● **Given instruction**
Identify all lines below that hold "JSON" and collect them.

● **The records**
________________________________________

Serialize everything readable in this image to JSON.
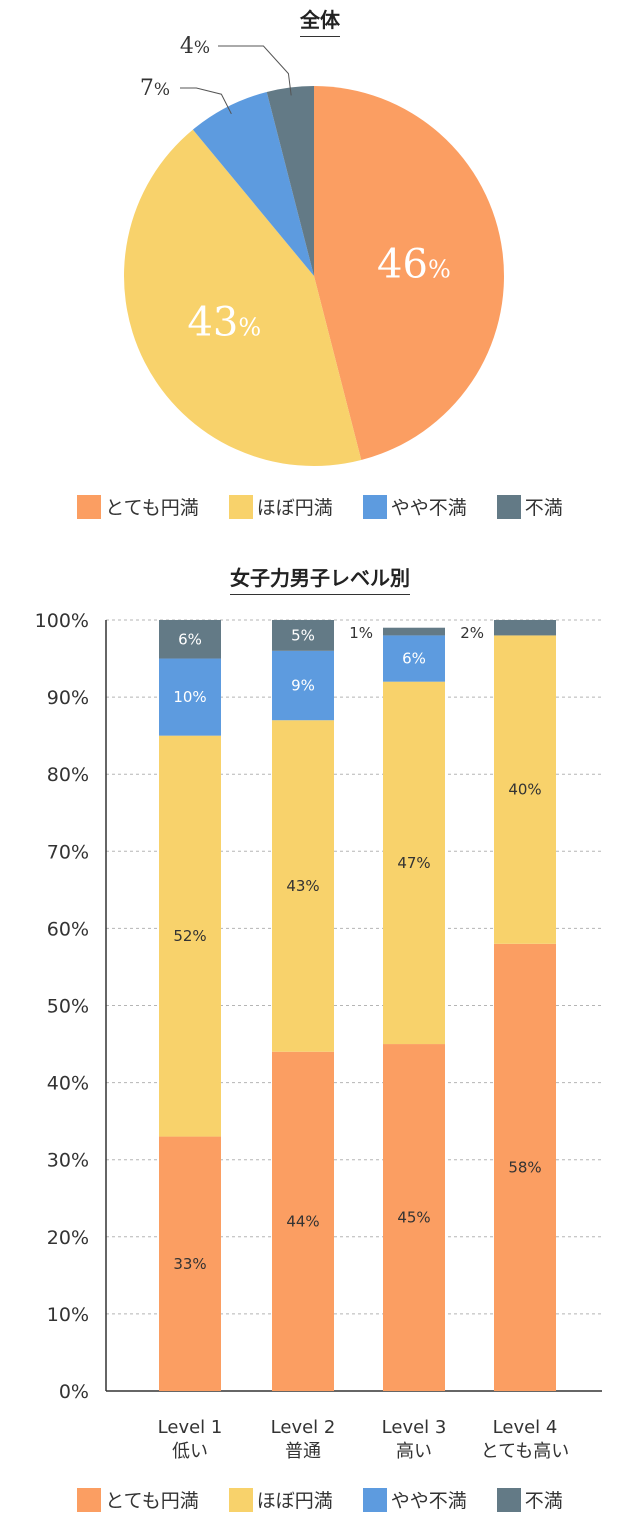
{
  "colors": {
    "very_satisfied": "#fb9e62",
    "mostly_satisfied": "#f8d26b",
    "somewhat_dissatisfied": "#5d9bdf",
    "dissatisfied": "#637a86"
  },
  "legend": [
    {
      "label": "とても円満",
      "color": "#fb9e62"
    },
    {
      "label": "ほぼ円満",
      "color": "#f8d26b"
    },
    {
      "label": "やや不満",
      "color": "#5d9bdf"
    },
    {
      "label": "不満",
      "color": "#637a86"
    }
  ],
  "chart_data": [
    {
      "type": "pie",
      "title": "全体",
      "slices": [
        {
          "label": "とても円満",
          "value": 46,
          "color": "#fb9e62"
        },
        {
          "label": "ほぼ円満",
          "value": 43,
          "color": "#f8d26b"
        },
        {
          "label": "やや不満",
          "value": 7,
          "color": "#5d9bdf"
        },
        {
          "label": "不満",
          "value": 4,
          "color": "#637a86"
        }
      ],
      "slice_labels": [
        "46%",
        "43%",
        "7%",
        "4%"
      ]
    },
    {
      "type": "bar",
      "stacked": true,
      "title": "女子力男子レベル別",
      "categories": [
        [
          "Level 1",
          "低い"
        ],
        [
          "Level 2",
          "普通"
        ],
        [
          "Level 3",
          "高い"
        ],
        [
          "Level 4",
          "とても高い"
        ]
      ],
      "series": [
        {
          "name": "とても円満",
          "values": [
            33,
            44,
            45,
            58
          ],
          "color": "#fb9e62"
        },
        {
          "name": "ほぼ円満",
          "values": [
            52,
            43,
            47,
            40
          ],
          "color": "#f8d26b"
        },
        {
          "name": "やや不満",
          "values": [
            10,
            9,
            6,
            0
          ],
          "color": "#5d9bdf"
        },
        {
          "name": "不満",
          "values": [
            6,
            5,
            1,
            2
          ],
          "color": "#637a86"
        }
      ],
      "ylim": [
        0,
        100
      ],
      "yticks": [
        "0%",
        "10%",
        "20%",
        "30%",
        "40%",
        "50%",
        "60%",
        "70%",
        "80%",
        "90%",
        "100%"
      ],
      "grid": true,
      "legend_position": "bottom"
    }
  ]
}
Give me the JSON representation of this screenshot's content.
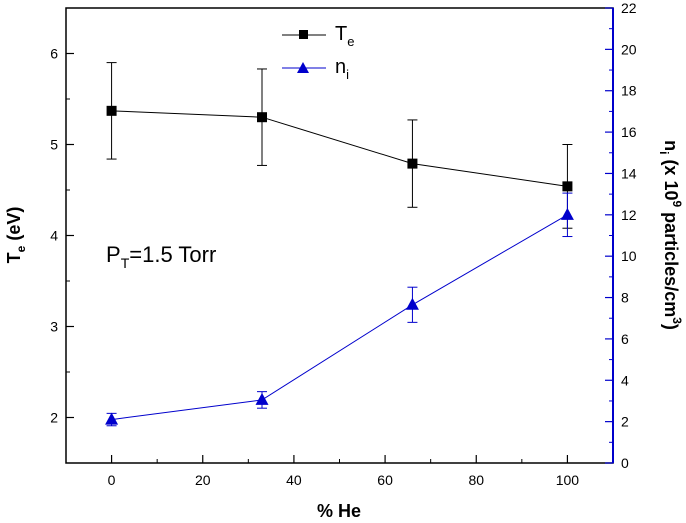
{
  "chart_data": {
    "type": "line",
    "title": "",
    "xlabel": "% He",
    "ylabel_left": {
      "main": "T",
      "sub": "e",
      "unit": " (eV)"
    },
    "ylabel_right": {
      "main": "n",
      "sub": "i",
      "unit_pre": " (x 10",
      "exp": "9",
      "unit_mid": " particles/cm",
      "exp2": "3",
      "unit_post": ")"
    },
    "xlim": [
      -10,
      110
    ],
    "ylim_left": [
      1.5,
      6.5
    ],
    "ylim_right": [
      0,
      22
    ],
    "xticks": [
      0,
      20,
      40,
      60,
      80,
      100
    ],
    "yticks_left": [
      2,
      3,
      4,
      5,
      6
    ],
    "yticks_right": [
      0,
      2,
      4,
      6,
      8,
      10,
      12,
      14,
      16,
      18,
      20,
      22
    ],
    "annotation": {
      "main": "P",
      "sub": "T",
      "rest": "=1.5 Torr"
    },
    "colors": {
      "te": "#000000",
      "ni": "#0000cc",
      "right_axis": "#0000cc"
    },
    "legend_position": "top-center",
    "series": [
      {
        "name": "Te",
        "legend": {
          "main": "T",
          "sub": "e"
        },
        "axis": "left",
        "marker": "square",
        "x": [
          0,
          33,
          66,
          100
        ],
        "y": [
          5.37,
          5.3,
          4.79,
          4.54
        ],
        "err": [
          0.53,
          0.53,
          0.48,
          0.46
        ]
      },
      {
        "name": "ni",
        "legend": {
          "main": "n",
          "sub": "i"
        },
        "axis": "right",
        "marker": "triangle",
        "x": [
          0,
          33,
          66,
          100
        ],
        "y": [
          2.1,
          3.05,
          7.65,
          12.0
        ],
        "err": [
          0.3,
          0.4,
          0.85,
          1.05
        ]
      }
    ]
  }
}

________________________________________

● **Answer to this problem**
Serialize everything readable in this image to JSON.
Give me the JSON representation of this screenshot's content.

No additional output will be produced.